- Set exercise -
Every line below that holds the string "zoom" should be copied out.
── Excerpted data ──
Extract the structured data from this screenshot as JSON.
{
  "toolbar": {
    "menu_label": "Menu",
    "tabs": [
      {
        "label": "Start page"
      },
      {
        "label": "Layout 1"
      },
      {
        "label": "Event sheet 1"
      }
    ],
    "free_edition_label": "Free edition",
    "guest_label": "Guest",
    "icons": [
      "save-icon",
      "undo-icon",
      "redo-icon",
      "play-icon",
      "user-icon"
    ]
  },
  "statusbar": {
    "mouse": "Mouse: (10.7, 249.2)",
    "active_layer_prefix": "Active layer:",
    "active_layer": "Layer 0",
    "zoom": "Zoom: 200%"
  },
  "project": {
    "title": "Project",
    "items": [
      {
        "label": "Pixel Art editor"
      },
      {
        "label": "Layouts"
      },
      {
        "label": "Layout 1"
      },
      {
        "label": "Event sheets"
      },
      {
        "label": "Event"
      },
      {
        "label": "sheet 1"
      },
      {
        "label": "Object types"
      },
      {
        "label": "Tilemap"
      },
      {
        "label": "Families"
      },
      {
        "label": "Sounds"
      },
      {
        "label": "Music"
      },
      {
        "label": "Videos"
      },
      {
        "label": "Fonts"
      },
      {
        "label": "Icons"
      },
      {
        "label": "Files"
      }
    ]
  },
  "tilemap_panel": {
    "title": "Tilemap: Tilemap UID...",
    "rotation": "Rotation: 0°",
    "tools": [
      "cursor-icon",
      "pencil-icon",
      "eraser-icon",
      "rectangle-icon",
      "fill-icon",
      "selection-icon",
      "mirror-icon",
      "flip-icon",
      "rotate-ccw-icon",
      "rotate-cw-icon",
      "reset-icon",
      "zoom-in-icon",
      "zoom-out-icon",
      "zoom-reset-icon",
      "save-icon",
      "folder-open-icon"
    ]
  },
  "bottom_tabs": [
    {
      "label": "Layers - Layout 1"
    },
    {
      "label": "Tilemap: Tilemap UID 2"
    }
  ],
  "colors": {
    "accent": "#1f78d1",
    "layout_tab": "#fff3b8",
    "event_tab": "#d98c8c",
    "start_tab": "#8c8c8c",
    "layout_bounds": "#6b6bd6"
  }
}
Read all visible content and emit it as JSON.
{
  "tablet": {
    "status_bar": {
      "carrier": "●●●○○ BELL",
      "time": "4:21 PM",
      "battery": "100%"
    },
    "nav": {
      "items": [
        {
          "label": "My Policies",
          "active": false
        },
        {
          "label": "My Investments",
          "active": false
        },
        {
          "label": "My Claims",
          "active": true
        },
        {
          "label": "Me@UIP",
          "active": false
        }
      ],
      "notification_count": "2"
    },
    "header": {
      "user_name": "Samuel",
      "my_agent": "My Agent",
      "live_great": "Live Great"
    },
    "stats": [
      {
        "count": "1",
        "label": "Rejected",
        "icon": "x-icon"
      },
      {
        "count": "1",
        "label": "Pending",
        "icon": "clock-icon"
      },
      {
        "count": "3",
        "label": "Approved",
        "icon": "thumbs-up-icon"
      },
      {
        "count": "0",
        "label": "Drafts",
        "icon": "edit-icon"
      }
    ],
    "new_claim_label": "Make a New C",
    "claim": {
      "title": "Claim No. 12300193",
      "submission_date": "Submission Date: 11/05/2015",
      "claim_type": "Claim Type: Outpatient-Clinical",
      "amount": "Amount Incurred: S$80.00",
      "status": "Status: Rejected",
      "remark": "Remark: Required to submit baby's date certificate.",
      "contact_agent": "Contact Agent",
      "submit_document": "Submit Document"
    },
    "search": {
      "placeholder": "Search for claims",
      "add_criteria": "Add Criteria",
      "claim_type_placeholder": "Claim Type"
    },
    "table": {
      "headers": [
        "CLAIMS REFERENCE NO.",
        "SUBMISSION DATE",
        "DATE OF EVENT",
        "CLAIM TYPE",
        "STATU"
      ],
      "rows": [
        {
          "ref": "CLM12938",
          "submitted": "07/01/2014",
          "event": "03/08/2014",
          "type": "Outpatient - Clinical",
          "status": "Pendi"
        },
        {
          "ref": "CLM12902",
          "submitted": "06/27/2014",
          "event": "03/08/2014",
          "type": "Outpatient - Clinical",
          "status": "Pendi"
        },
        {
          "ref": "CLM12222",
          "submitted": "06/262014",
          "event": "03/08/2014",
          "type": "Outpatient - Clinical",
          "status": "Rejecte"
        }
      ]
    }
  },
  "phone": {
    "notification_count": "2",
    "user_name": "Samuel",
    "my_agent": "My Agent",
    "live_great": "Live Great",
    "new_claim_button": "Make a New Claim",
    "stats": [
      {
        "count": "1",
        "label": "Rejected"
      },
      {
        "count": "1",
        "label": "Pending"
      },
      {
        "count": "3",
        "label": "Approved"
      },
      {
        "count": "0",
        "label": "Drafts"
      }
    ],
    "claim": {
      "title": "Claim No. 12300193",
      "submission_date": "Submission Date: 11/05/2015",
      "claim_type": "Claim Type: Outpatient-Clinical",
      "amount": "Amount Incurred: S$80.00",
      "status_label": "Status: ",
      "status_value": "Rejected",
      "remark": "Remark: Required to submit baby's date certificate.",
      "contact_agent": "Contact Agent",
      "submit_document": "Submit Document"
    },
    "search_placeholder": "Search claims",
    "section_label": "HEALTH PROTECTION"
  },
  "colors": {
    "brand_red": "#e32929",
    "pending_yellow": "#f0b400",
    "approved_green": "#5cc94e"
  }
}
───
- Solution to the exercise -
    "zoom": "Zoom: 200%"
      "zoom-in-icon",
      "zoom-out-icon",
      "zoom-reset-icon",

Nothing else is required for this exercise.